▸ **What to work on**: Below are some records. Copy every line in them that holds "horizontal".

▸ **Provided records**:
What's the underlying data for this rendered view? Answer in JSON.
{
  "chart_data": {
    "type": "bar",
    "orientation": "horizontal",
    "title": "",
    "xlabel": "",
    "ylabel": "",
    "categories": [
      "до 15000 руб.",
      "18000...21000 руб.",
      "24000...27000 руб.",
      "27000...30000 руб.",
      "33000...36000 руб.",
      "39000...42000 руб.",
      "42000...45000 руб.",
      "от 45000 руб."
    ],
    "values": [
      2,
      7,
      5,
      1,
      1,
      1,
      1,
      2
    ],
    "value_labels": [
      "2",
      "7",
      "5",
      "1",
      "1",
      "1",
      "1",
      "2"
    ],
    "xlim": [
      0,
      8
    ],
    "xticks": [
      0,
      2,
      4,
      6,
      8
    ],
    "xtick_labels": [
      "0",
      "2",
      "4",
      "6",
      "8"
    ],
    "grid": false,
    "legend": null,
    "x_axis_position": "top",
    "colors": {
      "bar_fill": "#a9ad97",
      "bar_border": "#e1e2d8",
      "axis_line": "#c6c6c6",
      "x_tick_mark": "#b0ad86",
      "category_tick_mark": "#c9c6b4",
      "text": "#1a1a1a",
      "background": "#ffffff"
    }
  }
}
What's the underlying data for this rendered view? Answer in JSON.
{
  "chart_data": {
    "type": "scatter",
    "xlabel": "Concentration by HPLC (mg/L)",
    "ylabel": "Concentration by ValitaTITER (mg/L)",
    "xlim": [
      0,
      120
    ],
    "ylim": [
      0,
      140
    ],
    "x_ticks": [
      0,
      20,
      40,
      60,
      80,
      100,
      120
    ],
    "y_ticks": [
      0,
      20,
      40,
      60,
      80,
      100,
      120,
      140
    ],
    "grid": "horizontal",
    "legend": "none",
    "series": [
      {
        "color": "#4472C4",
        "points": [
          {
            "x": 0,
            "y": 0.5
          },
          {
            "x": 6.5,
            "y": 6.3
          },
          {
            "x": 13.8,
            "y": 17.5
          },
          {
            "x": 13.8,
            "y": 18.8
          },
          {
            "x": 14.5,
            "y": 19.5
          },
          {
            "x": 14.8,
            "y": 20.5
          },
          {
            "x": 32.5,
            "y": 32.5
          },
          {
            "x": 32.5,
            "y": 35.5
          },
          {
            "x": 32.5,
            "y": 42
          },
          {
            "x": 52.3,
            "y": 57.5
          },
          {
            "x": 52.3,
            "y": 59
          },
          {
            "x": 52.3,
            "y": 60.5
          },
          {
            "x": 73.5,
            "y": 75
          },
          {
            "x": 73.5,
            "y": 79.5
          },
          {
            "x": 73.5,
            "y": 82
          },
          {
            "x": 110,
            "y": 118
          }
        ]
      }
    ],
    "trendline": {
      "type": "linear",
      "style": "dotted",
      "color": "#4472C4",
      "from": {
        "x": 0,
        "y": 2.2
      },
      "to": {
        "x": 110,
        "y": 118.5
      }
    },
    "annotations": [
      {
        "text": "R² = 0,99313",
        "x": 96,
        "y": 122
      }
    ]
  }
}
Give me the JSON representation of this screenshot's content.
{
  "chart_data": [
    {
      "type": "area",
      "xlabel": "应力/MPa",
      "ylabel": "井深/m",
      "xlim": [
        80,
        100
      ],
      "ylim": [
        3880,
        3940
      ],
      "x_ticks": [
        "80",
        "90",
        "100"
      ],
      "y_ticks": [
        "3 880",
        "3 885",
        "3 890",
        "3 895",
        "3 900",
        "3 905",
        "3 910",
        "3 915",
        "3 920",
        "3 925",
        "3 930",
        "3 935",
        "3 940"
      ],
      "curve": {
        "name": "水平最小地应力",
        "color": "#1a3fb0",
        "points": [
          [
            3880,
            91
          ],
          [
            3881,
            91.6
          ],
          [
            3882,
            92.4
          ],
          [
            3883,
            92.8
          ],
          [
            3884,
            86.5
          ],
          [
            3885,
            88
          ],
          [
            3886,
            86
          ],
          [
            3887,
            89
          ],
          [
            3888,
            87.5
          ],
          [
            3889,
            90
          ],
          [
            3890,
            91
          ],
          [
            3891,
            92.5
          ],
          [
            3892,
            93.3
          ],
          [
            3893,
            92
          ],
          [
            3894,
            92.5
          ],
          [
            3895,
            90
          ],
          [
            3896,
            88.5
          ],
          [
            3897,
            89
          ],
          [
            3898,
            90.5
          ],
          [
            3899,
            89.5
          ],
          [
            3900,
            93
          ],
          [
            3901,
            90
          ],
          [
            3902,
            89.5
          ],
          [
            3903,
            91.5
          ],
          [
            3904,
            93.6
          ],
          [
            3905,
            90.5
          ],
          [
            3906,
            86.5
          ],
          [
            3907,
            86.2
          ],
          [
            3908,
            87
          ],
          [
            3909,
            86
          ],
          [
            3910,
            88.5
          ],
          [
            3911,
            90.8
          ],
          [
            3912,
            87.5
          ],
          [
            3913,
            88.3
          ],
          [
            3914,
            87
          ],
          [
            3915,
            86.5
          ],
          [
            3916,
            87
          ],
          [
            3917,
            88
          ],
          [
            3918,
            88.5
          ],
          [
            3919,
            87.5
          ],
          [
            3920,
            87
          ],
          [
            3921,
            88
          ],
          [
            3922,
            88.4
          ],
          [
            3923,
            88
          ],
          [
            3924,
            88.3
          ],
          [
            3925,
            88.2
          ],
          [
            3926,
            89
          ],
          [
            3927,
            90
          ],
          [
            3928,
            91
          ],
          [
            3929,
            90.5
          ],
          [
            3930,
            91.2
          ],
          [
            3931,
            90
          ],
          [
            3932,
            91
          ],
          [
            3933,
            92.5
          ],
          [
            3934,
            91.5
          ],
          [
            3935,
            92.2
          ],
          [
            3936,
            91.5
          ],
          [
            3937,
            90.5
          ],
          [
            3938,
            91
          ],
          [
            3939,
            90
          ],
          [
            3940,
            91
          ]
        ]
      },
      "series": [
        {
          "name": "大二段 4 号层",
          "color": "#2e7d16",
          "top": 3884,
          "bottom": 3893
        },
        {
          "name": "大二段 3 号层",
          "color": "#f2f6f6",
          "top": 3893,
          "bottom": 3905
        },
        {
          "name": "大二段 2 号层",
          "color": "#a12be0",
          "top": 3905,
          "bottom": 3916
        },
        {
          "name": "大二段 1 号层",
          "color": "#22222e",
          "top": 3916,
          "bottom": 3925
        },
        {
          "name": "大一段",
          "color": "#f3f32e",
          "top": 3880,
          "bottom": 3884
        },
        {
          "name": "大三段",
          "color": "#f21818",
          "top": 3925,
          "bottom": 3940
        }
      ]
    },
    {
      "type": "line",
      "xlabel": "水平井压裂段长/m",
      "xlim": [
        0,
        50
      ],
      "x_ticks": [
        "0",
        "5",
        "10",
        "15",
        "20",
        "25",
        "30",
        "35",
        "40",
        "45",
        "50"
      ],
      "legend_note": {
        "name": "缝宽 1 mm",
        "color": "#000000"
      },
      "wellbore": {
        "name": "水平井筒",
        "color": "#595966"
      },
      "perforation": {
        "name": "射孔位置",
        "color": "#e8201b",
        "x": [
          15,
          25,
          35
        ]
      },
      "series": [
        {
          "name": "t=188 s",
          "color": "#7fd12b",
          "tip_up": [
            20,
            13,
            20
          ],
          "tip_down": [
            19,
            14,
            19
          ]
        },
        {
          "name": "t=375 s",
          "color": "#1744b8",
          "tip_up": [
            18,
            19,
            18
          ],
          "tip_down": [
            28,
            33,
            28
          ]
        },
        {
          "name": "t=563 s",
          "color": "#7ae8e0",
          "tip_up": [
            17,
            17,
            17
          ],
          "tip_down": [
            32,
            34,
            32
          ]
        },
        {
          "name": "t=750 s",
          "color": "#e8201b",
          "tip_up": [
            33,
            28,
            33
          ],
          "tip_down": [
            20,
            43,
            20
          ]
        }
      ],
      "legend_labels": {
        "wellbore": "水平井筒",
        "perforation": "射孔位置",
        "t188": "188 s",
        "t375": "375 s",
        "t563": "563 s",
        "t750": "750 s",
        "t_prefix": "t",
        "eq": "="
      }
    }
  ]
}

▸ **Solution**:
    "orientation": "horizontal",
    "grid": "horizontal",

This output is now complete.